◆ WRITTEN TASK ◆
In the passage on the Chetty 2011 earnings study, list every author of the 2011 Quarterly Journal of Economics article.

-- QUOTED PASSAGE start --

Chetty 2011 And The Long-Term Earnings Effects

The most consequential follow-up to the original STAR experiment was Chetty, R., Friedman, J. N., Hilger, N., Saez, E., Schanzenbach, D. W., & Yagan, D. (2011). “How Does Your Kindergarten Classroom Affect Your Earnings? Evidence from Project STAR.” The Quarterly Journal of Economics, 126(4), 1593-1660. DOI: 10.1093/qje/qjr041. The Chetty et al. team did something that had never been done with an education-research dataset: they linked the original STAR participants to their IRS administrative records, tracing each child’s labor-market and college-attendance outcomes into their late twenties.

The mechanics of the linkage are worth understanding. The STAR study recorded the names, dates of birth, and other identifying information of the original 11,500 participants. By the time the Chetty team was working on the data in the late 2000s, those participants were in their late twenties — approximately ages 27 to 28 — with established work histories and tax records. The team obtained authorization to link STAR participant records to IRS data on labor earnings, college attendance (tracked via 1098-T tuition statements), and other administrative outcomes. The match rate was high enough that the long-term analysis recovered most of the original sample.

The headline test-score effect at the end of the experiment had been approximately 0.20 standard deviations on the composite achievement measure. By eighth grade, however, the test-score advantage of the small-class students had largely faded out, a finding that had been noted in earlier STAR follow-up work and used by critics to argue that the experimental effects were transient. The Chetty team’s central contribution was demonstrating that the test-score fade-out did not predict fade-out on adult outcomes.

Students assigned to small classes were significantly more likely to attend college by age 20 — the effect was approximately 1.8 percentage points on a base of 26 percent college attendance, statistically significant in the full sample. Students assigned to small classes who had been taught by more experienced kindergarten teachers earned more by age 27 than students assigned to regular classes. The team also constructed an index of non-cognitive outcomes — measures like savings behavior, retirement-account participation, home ownership — that combined into a composite the small-class students scored significantly higher on.

The earnings effects deserve careful treatment because the Chetty team was scrupulous about their interpretation. The point estimates for earnings effects of small-class assignment alone — without conditioning on teacher quality or other classroom characteristics — were positive but small and statistically marginal. The much larger and more robust earnings effects emerged when the team constructed a composite measure of overall kindergarten-classroom quality (combining class size, teacher experience, and peer characteristics) and used it to predict adult earnings. The implication is that early-childhood classroom quality matters for long-run outcomes, but that disentangling the specific contribution of class size from other correlated classroom features is harder than the test-score-only analysis suggested.

-- QUOTED PASSAGE end --
-- GIVEN INFORMATION start --

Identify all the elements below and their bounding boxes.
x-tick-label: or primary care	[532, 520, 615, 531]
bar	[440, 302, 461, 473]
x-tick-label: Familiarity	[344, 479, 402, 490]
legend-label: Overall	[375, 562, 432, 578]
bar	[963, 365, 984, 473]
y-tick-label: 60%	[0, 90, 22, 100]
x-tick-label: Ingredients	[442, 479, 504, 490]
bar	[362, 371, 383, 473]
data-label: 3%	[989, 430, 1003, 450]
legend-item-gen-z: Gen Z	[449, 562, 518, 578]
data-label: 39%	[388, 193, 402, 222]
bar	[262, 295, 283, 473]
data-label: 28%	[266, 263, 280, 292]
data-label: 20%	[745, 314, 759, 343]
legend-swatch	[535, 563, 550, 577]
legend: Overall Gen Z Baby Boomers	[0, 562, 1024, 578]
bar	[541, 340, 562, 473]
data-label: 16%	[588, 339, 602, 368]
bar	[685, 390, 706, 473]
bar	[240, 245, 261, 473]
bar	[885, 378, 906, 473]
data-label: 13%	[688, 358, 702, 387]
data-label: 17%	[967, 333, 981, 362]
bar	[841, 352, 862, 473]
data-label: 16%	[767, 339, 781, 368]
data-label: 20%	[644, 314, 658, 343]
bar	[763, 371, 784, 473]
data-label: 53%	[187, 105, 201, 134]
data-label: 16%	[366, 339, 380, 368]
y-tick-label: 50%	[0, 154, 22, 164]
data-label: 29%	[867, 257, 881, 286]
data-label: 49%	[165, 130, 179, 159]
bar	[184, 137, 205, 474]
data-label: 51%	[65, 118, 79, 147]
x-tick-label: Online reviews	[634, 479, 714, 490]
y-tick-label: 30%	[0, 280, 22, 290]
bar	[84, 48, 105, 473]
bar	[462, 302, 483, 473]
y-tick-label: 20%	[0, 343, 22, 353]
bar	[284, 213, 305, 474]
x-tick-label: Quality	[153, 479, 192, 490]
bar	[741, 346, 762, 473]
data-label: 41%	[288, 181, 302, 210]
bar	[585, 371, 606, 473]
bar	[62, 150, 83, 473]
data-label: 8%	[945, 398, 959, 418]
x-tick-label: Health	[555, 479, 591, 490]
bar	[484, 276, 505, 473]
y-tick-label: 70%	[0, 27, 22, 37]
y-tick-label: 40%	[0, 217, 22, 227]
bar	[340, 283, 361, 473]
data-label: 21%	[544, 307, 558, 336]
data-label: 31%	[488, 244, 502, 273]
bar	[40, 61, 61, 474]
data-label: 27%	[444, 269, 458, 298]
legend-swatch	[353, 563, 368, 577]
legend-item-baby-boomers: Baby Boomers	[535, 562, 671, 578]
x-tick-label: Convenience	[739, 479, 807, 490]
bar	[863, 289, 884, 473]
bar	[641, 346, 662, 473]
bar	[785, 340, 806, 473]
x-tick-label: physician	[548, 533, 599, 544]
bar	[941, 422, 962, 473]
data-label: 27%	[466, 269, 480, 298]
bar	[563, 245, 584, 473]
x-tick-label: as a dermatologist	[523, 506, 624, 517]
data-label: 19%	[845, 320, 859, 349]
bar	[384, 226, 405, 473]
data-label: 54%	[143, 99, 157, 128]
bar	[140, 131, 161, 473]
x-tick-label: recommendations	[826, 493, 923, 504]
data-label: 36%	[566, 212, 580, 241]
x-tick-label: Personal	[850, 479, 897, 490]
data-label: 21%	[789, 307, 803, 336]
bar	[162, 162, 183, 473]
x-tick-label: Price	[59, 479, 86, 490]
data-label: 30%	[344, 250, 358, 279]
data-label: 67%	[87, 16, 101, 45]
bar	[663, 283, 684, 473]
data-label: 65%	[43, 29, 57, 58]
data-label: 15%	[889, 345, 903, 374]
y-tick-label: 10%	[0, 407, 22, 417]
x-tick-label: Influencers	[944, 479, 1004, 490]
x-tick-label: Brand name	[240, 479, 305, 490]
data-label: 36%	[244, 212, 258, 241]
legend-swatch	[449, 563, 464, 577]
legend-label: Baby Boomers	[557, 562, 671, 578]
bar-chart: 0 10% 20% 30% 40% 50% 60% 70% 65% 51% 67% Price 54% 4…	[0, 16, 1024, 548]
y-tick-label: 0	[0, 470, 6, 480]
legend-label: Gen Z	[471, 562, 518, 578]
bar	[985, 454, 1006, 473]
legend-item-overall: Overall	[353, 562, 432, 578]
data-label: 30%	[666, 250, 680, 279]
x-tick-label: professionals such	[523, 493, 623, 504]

-- GIVEN INFORMATION end --

◆ WRITTEN SOLUTION ◆
R. Chetty, J. N. Friedman, N. Hilger, E. Saez, D. W. Schanzenbach, and D. Yagan